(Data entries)
+ + + + +

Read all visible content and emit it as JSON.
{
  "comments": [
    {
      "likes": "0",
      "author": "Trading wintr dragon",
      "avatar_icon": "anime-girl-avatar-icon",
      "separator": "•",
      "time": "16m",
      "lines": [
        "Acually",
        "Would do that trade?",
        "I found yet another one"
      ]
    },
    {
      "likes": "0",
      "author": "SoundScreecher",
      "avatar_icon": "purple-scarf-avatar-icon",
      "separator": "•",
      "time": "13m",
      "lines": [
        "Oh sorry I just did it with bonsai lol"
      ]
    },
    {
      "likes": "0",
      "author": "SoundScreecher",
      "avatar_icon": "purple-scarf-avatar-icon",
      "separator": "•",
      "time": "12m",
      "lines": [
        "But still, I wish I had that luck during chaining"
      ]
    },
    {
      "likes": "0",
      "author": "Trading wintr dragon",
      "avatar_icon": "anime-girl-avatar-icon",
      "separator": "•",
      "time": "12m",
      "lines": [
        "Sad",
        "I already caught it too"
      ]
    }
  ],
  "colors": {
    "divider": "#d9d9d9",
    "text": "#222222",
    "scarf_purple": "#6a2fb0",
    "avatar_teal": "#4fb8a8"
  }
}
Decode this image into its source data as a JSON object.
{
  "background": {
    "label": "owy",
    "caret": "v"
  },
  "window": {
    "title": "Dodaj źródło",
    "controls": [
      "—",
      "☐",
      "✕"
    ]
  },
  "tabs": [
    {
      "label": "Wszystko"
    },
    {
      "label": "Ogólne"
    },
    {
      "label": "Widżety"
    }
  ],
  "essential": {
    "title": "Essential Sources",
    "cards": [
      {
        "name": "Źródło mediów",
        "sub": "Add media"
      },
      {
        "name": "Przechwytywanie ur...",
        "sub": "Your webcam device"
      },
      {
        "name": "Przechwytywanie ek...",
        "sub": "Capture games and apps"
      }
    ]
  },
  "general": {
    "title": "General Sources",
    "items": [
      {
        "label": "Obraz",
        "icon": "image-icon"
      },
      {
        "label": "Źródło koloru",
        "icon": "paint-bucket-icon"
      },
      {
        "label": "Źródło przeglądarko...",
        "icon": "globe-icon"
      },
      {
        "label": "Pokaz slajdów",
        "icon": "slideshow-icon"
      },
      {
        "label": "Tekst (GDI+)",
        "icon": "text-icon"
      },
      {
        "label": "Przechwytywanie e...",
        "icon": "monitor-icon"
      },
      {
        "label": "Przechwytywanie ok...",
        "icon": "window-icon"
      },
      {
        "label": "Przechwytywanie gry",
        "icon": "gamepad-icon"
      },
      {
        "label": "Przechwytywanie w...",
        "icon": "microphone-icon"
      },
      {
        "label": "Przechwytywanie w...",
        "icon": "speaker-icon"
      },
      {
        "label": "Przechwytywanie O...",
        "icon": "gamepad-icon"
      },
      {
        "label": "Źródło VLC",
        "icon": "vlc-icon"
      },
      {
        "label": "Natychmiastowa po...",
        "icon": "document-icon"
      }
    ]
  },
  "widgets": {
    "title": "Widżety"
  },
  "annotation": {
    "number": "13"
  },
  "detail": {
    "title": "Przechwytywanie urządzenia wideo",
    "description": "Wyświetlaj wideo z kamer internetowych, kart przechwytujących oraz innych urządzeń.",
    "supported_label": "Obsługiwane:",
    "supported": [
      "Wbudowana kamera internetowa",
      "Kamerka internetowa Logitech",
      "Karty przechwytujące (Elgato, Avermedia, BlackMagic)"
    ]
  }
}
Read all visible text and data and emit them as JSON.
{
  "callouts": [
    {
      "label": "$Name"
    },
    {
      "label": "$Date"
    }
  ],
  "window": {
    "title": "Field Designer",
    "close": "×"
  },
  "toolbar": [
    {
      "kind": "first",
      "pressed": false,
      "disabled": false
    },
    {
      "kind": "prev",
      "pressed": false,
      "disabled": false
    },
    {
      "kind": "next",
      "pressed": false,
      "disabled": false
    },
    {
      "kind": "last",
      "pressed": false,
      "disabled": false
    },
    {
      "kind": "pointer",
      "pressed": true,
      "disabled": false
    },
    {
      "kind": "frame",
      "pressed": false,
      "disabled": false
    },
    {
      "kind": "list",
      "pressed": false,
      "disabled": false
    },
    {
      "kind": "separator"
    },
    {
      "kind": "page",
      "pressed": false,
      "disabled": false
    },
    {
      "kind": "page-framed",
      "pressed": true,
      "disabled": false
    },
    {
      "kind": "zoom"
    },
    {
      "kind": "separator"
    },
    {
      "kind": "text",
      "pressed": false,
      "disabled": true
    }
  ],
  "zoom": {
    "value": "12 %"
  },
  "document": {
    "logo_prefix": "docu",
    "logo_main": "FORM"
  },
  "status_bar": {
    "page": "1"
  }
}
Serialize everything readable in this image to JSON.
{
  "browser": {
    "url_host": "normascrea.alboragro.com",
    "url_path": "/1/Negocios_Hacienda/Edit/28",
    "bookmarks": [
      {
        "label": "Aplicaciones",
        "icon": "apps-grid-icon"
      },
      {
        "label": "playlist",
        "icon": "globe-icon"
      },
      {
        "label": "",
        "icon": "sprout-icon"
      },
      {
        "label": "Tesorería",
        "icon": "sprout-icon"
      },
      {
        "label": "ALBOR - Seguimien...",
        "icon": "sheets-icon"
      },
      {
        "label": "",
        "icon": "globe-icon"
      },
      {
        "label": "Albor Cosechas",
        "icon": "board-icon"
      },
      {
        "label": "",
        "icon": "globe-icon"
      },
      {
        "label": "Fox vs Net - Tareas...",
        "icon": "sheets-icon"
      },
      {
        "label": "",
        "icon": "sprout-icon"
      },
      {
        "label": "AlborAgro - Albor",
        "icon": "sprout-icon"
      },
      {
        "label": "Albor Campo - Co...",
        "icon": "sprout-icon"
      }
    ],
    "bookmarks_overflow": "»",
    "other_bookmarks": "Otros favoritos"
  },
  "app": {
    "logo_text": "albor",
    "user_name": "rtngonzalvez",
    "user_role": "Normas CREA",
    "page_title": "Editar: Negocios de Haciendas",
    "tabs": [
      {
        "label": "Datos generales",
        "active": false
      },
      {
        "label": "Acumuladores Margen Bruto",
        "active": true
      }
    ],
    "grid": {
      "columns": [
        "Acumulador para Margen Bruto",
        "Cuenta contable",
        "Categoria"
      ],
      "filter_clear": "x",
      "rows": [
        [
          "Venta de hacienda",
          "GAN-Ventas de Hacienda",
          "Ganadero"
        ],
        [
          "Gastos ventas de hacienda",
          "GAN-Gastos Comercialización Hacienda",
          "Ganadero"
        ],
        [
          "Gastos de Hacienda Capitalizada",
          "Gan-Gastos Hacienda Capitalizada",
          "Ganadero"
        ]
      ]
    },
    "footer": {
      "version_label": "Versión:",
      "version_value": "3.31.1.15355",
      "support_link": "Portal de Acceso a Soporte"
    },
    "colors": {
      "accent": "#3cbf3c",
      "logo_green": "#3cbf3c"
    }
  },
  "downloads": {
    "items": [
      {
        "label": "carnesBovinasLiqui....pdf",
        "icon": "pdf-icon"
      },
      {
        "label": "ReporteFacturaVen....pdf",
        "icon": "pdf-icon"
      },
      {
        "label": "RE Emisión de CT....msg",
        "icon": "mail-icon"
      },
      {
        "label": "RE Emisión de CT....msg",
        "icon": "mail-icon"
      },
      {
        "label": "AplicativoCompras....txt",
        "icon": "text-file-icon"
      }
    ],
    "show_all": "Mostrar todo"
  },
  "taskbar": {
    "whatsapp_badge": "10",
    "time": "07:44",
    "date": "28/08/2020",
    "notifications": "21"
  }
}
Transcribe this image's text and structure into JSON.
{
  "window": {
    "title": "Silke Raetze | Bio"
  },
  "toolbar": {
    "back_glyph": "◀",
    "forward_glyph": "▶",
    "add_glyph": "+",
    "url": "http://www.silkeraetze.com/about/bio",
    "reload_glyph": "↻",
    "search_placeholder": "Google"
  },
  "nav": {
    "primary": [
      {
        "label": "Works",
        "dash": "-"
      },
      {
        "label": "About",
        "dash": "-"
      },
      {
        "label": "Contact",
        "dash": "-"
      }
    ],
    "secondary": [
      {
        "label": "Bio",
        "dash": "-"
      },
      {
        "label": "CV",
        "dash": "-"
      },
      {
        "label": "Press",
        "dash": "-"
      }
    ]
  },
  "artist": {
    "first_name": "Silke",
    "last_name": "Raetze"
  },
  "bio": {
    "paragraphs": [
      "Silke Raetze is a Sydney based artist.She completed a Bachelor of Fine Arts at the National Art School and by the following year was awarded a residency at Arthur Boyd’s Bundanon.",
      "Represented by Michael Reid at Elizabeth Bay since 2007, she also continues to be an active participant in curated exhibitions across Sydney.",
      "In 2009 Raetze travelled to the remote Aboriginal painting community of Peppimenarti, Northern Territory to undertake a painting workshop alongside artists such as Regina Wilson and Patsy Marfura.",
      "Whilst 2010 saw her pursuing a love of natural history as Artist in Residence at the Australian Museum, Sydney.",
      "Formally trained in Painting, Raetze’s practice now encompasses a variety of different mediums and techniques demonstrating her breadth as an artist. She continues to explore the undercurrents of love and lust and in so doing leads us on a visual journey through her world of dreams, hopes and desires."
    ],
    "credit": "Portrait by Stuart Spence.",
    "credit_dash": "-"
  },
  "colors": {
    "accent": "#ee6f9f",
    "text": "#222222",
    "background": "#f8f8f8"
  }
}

+ + + + +

* **TASK PROMPT**: Starting from the line containing "Transcribe this image's", repeat each line through the end of the entries, exactly.

* **FINISHED ANSWER**:
Transcribe this image's text and structure into JSON.
{
  "window": {
    "title": "Silke Raetze | Bio"
  },
  "toolbar": {
    "back_glyph": "◀",
    "forward_glyph": "▶",
    "add_glyph": "+",
    "url": "http://www.silkeraetze.com/about/bio",
    "reload_glyph": "↻",
    "search_placeholder": "Google"
  },
  "nav": {
    "primary": [
      {
        "label": "Works",
        "dash": "-"
      },
      {
        "label": "About",
        "dash": "-"
      },
      {
        "label": "Contact",
        "dash": "-"
      }
    ],
    "secondary": [
      {
        "label": "Bio",
        "dash": "-"
      },
      {
        "label": "CV",
        "dash": "-"
      },
      {
        "label": "Press",
        "dash": "-"
      }
    ]
  },
  "artist": {
    "first_name": "Silke",
    "last_name": "Raetze"
  },
  "bio": {
    "paragraphs": [
      "Silke Raetze is a Sydney based artist.She completed a Bachelor of Fine Arts at the National Art School and by the following year was awarded a residency at Arthur Boyd’s Bundanon.",
      "Represented by Michael Reid at Elizabeth Bay since 2007, she also continues to be an active participant in curated exhibitions across Sydney.",
      "In 2009 Raetze travelled to the remote Aboriginal painting community of Peppimenarti, Northern Territory to undertake a painting workshop alongside artists such as Regina Wilson and Patsy Marfura.",
      "Whilst 2010 saw her pursuing a love of natural history as Artist in Residence at the Australian Museum, Sydney.",
      "Formally trained in Painting, Raetze’s practice now encompasses a variety of different mediums and techniques demonstrating her breadth as an artist. She continues to explore the undercurrents of love and lust and in so doing leads us on a visual journey through her world of dreams, hopes and desires."
    ],
    "credit": "Portrait by Stuart Spence.",
    "credit_dash": "-"
  },
  "colors": {
    "accent": "#ee6f9f",
    "text": "#222222",
    "background": "#f8f8f8"
  }
}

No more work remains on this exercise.